Supplied material
▽

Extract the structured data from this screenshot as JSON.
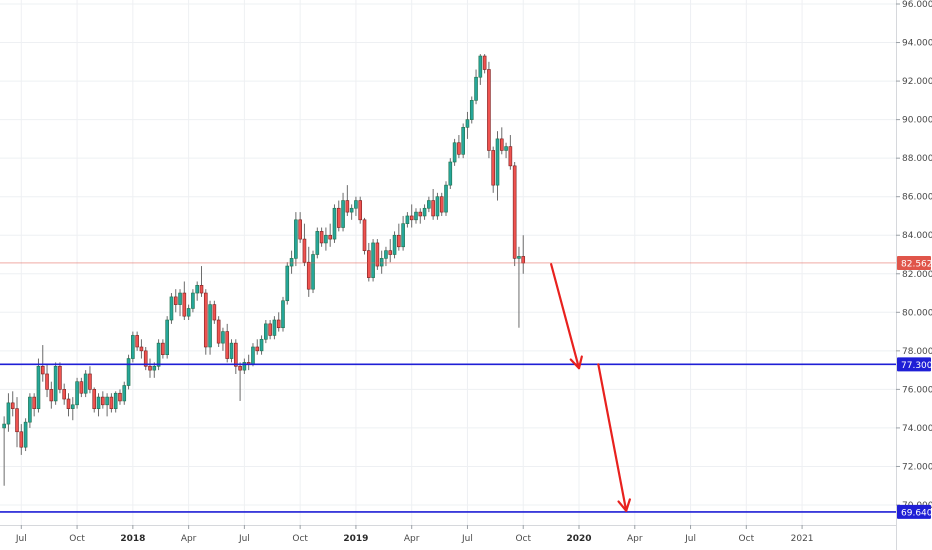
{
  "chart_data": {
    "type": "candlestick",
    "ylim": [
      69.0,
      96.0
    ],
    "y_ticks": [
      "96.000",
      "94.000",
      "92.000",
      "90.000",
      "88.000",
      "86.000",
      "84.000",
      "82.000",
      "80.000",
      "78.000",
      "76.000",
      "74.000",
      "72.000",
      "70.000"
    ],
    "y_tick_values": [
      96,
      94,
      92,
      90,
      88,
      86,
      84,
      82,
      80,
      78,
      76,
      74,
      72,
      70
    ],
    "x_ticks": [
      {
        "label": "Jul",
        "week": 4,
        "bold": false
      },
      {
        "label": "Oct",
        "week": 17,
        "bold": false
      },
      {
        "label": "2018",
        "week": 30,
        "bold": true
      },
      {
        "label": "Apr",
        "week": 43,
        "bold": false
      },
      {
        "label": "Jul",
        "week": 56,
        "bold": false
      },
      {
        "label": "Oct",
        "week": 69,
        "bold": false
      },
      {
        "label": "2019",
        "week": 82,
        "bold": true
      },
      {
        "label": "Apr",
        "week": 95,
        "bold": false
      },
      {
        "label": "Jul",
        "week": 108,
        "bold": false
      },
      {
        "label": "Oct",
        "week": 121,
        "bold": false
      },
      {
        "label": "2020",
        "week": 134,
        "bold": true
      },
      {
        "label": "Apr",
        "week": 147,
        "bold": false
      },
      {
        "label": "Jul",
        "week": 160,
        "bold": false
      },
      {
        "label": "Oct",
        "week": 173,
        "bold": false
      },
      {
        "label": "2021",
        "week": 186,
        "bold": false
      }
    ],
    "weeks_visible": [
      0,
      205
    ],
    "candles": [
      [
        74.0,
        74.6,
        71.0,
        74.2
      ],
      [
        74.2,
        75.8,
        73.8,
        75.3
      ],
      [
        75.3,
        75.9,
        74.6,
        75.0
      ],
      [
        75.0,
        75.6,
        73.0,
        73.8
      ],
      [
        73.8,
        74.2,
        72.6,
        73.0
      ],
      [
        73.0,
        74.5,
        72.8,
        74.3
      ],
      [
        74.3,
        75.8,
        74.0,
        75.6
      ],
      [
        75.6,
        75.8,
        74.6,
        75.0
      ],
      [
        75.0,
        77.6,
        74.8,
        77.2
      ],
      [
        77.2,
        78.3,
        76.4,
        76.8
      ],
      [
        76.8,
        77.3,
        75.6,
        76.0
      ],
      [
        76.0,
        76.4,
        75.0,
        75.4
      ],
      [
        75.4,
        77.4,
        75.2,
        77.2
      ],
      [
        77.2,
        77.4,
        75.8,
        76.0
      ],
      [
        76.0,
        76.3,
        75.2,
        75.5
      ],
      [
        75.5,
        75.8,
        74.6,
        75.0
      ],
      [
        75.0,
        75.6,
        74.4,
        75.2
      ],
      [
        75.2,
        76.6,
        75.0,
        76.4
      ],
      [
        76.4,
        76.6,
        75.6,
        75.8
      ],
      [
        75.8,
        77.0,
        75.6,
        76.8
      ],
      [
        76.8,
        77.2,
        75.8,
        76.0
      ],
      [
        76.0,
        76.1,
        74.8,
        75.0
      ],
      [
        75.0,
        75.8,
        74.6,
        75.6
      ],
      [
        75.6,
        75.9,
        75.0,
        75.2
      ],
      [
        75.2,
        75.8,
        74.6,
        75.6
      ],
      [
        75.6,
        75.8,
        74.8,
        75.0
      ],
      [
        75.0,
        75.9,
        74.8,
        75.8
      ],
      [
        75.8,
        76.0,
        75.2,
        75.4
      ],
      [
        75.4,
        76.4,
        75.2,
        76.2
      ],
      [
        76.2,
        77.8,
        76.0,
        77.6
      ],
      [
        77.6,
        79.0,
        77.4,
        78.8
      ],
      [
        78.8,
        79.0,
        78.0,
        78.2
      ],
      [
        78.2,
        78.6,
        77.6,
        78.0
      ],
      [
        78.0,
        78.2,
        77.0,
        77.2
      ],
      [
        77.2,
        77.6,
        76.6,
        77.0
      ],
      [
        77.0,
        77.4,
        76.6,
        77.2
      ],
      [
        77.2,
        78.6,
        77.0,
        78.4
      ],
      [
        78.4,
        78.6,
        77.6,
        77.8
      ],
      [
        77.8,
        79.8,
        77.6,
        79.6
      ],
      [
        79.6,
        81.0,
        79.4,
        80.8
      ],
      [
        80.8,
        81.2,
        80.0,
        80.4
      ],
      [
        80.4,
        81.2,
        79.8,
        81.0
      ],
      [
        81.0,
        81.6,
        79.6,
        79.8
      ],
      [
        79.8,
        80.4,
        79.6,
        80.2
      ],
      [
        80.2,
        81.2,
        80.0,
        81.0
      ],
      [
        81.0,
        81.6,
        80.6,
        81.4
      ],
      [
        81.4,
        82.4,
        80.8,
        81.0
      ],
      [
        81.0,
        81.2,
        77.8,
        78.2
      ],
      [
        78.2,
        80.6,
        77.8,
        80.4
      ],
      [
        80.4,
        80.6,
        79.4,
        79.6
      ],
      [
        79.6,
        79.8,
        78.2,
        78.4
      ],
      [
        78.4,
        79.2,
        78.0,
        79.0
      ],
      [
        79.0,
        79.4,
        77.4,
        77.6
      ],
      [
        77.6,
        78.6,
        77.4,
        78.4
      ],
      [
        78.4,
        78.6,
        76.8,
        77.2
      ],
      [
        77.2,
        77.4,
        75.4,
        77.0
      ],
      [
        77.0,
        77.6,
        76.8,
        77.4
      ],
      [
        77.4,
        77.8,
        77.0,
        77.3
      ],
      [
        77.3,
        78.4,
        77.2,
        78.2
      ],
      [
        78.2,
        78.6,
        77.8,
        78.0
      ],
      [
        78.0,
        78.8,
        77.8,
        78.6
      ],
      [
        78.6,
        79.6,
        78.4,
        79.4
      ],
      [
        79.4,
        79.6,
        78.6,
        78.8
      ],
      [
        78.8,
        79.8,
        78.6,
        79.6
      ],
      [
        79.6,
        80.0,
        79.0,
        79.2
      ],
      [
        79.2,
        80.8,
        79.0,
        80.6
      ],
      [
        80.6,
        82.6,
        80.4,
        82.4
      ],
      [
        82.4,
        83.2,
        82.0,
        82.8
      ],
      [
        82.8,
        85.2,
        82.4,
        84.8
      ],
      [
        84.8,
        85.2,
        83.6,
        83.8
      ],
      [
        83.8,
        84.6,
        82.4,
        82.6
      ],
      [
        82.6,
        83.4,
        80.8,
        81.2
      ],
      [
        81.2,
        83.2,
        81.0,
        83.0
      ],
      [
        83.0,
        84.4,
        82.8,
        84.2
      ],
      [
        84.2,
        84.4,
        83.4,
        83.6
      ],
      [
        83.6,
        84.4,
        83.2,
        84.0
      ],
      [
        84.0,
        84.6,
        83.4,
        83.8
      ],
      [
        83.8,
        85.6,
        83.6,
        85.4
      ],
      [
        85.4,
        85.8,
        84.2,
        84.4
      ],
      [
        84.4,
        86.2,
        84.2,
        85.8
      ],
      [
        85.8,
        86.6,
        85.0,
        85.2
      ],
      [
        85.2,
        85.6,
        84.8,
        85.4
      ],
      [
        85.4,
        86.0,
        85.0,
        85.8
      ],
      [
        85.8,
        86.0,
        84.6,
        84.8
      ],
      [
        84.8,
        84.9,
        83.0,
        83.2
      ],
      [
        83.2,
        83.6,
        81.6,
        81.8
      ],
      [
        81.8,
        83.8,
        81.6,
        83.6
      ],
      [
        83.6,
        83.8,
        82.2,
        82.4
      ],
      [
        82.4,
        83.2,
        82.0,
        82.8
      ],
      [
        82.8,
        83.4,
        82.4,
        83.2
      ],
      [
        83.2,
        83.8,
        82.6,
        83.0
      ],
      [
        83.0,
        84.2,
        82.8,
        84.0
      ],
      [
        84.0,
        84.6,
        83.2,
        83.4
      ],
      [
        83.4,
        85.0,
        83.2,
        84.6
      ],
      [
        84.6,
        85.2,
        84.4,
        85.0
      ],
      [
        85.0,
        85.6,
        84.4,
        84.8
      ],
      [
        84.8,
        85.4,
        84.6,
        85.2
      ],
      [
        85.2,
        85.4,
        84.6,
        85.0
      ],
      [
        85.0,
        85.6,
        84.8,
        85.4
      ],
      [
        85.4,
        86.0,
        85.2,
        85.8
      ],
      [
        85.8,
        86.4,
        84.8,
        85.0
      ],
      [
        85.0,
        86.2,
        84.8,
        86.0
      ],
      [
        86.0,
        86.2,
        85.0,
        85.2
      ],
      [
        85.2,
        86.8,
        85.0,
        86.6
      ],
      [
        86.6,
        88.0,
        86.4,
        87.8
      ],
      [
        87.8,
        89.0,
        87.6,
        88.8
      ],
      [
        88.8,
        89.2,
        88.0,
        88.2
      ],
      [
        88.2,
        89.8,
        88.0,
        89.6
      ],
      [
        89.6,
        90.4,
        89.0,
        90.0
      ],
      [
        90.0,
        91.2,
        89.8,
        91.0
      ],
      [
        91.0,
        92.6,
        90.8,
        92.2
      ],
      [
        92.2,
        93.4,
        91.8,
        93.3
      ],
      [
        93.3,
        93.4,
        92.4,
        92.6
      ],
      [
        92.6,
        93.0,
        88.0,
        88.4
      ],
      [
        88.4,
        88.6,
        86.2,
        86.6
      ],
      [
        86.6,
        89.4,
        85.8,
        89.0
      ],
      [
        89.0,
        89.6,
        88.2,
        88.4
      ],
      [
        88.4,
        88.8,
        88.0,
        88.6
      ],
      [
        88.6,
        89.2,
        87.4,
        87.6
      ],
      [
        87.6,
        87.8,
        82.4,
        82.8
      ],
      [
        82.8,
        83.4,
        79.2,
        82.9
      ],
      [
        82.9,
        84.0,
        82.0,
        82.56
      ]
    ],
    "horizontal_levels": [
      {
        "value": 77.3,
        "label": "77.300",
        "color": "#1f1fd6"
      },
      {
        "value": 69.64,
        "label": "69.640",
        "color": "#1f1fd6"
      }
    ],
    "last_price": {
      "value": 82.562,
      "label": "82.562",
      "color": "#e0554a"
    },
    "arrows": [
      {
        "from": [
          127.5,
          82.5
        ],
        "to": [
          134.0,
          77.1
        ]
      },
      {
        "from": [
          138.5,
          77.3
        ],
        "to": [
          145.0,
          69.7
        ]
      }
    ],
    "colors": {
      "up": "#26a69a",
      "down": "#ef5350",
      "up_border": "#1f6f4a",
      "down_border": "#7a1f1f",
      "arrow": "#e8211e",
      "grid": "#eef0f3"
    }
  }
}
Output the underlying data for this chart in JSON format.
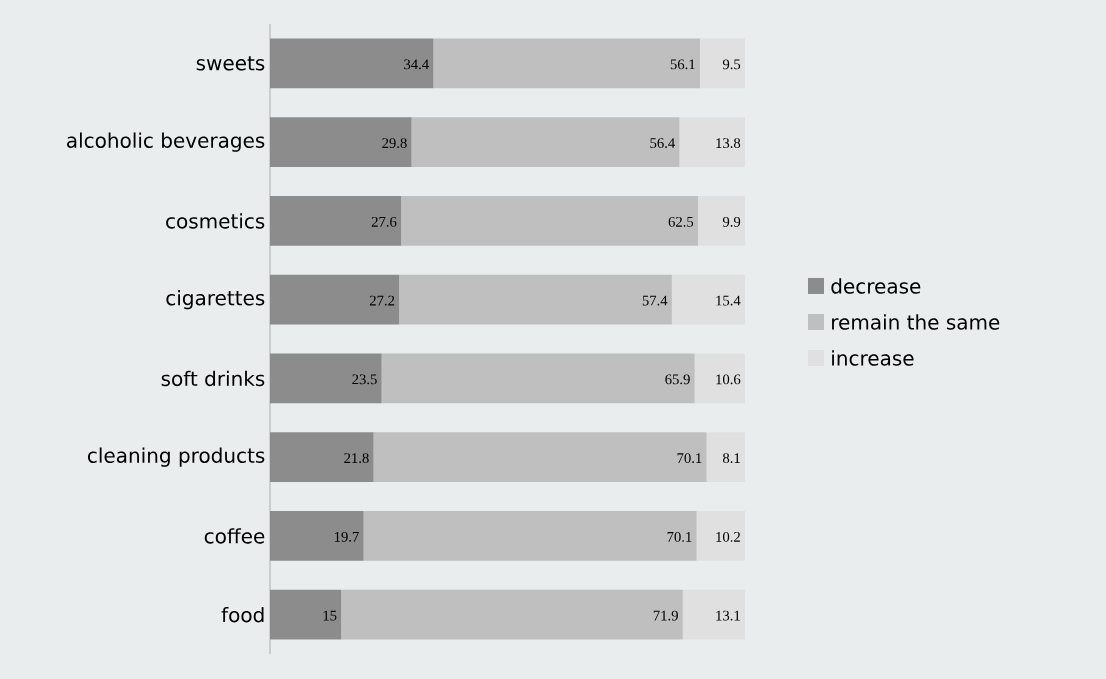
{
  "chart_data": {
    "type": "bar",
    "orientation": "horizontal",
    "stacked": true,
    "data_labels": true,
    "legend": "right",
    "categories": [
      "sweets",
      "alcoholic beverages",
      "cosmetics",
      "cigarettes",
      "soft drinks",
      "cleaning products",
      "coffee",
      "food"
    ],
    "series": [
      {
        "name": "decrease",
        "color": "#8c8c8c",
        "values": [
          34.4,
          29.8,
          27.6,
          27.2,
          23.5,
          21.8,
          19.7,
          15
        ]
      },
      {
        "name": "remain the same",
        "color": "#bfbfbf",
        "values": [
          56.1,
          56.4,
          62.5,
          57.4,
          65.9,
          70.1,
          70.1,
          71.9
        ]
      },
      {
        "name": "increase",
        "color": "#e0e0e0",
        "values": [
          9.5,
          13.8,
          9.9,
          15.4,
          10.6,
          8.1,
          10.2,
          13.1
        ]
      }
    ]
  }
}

△

Written exercise
No pictures belong in the copy: reproduce exactly the lines above from the one that contains "Output the underlying" through the last line of the entries.

Answer below
Output the underlying data for this chart in JSON format.
{
  "chart_data": {
    "type": "bar",
    "orientation": "horizontal",
    "stacked": true,
    "data_labels": true,
    "legend": "right",
    "categories": [
      "sweets",
      "alcoholic beverages",
      "cosmetics",
      "cigarettes",
      "soft drinks",
      "cleaning products",
      "coffee",
      "food"
    ],
    "series": [
      {
        "name": "decrease",
        "color": "#8c8c8c",
        "values": [
          34.4,
          29.8,
          27.6,
          27.2,
          23.5,
          21.8,
          19.7,
          15
        ]
      },
      {
        "name": "remain the same",
        "color": "#bfbfbf",
        "values": [
          56.1,
          56.4,
          62.5,
          57.4,
          65.9,
          70.1,
          70.1,
          71.9
        ]
      },
      {
        "name": "increase",
        "color": "#e0e0e0",
        "values": [
          9.5,
          13.8,
          9.9,
          15.4,
          10.6,
          8.1,
          10.2,
          13.1
        ]
      }
    ]
  }
}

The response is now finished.